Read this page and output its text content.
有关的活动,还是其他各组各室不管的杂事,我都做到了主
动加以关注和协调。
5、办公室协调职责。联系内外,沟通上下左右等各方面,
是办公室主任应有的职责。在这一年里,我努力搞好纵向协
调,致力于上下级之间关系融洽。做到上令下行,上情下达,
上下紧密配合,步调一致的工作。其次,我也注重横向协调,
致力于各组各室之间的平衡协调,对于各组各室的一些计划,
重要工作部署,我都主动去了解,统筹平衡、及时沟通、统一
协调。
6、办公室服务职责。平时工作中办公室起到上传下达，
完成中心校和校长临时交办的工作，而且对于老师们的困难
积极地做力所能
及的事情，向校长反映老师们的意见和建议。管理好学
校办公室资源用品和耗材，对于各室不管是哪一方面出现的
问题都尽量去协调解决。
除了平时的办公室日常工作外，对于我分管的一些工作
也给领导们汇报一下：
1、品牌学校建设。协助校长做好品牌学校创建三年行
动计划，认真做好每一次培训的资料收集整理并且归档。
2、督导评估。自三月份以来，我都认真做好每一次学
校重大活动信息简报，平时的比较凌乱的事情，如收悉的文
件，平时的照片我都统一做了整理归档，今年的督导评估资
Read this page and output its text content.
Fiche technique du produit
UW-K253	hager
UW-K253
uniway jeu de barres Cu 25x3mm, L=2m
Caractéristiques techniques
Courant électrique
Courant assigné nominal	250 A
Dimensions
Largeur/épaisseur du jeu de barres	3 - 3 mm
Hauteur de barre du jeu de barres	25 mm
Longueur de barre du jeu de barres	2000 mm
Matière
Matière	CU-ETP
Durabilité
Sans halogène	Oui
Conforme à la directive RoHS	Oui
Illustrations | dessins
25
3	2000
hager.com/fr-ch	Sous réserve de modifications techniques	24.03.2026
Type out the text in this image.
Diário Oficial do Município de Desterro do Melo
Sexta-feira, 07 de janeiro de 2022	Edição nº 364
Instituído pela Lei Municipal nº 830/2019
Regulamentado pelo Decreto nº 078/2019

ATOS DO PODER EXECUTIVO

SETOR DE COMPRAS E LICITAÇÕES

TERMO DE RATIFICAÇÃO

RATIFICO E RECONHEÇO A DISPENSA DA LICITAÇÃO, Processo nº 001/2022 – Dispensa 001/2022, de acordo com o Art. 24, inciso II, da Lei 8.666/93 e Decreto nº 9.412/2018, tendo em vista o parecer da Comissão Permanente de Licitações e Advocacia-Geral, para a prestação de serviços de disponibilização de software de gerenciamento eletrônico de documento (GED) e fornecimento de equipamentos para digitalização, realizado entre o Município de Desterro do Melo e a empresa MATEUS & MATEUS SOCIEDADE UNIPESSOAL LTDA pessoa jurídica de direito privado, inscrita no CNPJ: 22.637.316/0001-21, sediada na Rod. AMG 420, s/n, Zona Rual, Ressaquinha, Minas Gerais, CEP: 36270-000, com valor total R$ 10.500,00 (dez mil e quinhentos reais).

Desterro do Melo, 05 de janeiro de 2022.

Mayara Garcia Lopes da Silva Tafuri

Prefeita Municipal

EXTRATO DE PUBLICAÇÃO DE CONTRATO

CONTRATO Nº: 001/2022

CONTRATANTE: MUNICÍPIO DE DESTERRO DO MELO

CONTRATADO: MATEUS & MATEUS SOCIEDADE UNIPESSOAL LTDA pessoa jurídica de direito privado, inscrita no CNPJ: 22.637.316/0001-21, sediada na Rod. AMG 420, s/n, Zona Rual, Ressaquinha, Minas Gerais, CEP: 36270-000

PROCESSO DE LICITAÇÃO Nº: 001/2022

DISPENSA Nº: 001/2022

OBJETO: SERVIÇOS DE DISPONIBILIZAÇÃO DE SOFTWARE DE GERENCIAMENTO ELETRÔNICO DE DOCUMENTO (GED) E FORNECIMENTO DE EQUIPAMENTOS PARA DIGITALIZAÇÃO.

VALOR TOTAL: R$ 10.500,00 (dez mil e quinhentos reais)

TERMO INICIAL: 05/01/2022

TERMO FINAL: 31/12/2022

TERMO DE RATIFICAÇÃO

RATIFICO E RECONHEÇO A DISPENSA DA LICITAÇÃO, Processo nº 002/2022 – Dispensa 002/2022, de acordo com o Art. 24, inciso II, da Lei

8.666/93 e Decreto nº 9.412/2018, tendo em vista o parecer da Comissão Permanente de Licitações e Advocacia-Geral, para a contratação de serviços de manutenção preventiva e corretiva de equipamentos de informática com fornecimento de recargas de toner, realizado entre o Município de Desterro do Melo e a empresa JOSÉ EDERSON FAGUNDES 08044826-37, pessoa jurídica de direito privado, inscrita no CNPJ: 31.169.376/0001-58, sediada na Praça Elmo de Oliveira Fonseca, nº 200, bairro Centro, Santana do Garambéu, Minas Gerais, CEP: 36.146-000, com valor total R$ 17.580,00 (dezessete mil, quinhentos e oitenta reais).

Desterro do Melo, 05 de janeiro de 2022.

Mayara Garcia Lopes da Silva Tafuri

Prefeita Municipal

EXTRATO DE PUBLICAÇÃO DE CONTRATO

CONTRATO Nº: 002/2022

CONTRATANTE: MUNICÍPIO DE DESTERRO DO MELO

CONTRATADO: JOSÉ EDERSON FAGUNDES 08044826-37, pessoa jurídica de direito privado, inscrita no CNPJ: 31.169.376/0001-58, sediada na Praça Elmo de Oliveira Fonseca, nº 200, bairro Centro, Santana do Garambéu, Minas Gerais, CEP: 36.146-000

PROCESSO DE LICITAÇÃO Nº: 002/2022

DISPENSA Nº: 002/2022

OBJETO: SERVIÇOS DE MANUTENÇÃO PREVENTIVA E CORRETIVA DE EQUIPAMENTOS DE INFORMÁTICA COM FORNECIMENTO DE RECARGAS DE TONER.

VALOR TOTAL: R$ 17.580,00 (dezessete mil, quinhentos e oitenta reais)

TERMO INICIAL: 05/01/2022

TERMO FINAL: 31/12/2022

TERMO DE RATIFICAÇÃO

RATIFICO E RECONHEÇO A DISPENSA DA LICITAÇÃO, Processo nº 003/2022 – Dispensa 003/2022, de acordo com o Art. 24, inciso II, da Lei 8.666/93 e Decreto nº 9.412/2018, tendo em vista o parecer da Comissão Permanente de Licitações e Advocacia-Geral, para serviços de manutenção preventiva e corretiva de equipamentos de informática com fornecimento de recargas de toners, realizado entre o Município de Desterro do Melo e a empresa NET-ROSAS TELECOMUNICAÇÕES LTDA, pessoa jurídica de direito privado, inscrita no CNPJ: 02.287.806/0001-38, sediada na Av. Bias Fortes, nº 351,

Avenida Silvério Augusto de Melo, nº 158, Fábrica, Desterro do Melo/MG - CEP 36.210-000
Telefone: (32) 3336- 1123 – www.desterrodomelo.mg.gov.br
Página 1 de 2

= = = = =

From the data above, copy each line where the string "techniques" appears.

Caractéristiques techniques
hager.com/fr-ch	Sous réserve de modifications techniques	24.03.2026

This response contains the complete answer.